_INSTRUCTIONS TO FOLLOW_: Find every line in the records below that contains the word "nmaximum", and copy each such line.
** begin ENTRIES SUPPLIED **
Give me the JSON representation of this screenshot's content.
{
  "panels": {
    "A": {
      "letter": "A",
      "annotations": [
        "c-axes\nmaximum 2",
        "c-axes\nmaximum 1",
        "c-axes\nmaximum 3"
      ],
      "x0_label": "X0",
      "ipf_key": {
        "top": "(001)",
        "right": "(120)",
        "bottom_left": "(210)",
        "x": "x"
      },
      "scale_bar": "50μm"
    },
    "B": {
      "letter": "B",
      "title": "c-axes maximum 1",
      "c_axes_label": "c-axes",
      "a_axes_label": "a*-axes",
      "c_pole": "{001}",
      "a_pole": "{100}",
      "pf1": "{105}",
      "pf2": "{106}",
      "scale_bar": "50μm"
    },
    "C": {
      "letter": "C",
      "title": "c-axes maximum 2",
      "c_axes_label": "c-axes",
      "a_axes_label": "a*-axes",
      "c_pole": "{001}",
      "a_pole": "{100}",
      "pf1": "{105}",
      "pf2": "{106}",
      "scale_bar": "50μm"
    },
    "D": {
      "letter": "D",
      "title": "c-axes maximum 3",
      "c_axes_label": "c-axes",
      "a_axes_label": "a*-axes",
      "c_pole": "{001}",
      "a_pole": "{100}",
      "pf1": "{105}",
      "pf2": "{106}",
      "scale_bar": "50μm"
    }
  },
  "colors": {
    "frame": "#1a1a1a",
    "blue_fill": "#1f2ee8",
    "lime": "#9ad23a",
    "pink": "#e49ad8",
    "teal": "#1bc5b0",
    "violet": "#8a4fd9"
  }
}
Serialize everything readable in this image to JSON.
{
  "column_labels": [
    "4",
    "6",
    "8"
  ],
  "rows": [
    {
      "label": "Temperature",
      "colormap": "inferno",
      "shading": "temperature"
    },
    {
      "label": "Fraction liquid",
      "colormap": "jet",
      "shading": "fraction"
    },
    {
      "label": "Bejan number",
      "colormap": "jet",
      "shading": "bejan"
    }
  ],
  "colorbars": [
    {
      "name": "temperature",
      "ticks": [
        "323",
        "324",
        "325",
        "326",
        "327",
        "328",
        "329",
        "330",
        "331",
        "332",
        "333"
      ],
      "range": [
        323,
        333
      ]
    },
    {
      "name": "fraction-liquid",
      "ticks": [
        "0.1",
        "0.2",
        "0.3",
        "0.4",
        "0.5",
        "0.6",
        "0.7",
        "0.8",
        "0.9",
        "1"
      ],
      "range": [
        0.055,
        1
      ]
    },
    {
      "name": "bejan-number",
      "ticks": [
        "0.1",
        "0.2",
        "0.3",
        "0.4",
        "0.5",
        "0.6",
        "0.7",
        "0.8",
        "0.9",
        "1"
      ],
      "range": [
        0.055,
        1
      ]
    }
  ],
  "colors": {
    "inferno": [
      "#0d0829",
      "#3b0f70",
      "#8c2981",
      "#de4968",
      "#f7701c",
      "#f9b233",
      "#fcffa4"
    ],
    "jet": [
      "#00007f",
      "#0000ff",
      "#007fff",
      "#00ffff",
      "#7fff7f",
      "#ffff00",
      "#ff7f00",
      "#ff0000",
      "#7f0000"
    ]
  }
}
** end ENTRIES SUPPLIED **
_ANSWER TO THE EXERCISE_:
        "c-axes\nmaximum 2",
        "c-axes\nmaximum 1",
        "c-axes\nmaximum 3"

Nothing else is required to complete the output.